## Exercise aim:
Each record needs to be echoed exactly; can you do that?

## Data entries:
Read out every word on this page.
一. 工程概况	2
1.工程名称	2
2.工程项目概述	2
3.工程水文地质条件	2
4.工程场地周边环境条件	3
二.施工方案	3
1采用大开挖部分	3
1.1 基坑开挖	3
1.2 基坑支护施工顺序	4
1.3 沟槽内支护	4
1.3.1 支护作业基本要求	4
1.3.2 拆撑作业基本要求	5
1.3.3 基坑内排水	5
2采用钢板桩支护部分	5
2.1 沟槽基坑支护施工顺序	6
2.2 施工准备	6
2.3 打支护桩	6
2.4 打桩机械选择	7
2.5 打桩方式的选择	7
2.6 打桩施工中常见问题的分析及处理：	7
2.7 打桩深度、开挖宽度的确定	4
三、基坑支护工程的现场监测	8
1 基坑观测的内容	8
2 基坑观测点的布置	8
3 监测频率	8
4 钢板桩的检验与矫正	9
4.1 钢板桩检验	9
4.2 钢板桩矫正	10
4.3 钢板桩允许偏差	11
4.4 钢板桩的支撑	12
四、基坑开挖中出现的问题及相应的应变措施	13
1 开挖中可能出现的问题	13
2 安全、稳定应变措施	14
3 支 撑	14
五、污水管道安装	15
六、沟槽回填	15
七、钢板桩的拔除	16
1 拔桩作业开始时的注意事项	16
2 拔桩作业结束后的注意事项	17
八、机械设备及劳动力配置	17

## Task output:
Read out every word on this page.
一. 工程概况	2
1.工程名称	2
2.工程项目概述	2
3.工程水文地质条件	2
4.工程场地周边环境条件	3
二.施工方案	3
1采用大开挖部分	3
1.1 基坑开挖	3
1.2 基坑支护施工顺序	4
1.3 沟槽内支护	4
1.3.1 支护作业基本要求	4
1.3.2 拆撑作业基本要求	5
1.3.3 基坑内排水	5
2采用钢板桩支护部分	5
2.1 沟槽基坑支护施工顺序	6
2.2 施工准备	6
2.3 打支护桩	6
2.4 打桩机械选择	7
2.5 打桩方式的选择	7
2.6 打桩施工中常见问题的分析及处理：	7
2.7 打桩深度、开挖宽度的确定	4
三、基坑支护工程的现场监测	8
1 基坑观测的内容	8
2 基坑观测点的布置	8
3 监测频率	8
4 钢板桩的检验与矫正	9
4.1 钢板桩检验	9
4.2 钢板桩矫正	10
4.3 钢板桩允许偏差	11
4.4 钢板桩的支撑	12
四、基坑开挖中出现的问题及相应的应变措施	13
1 开挖中可能出现的问题	13
2 安全、稳定应变措施	14
3 支 撑	14
五、污水管道安装	15
六、沟槽回填	15
七、钢板桩的拔除	16
1 拔桩作业开始时的注意事项	16
2 拔桩作业结束后的注意事项	17
八、机械设备及劳动力配置	17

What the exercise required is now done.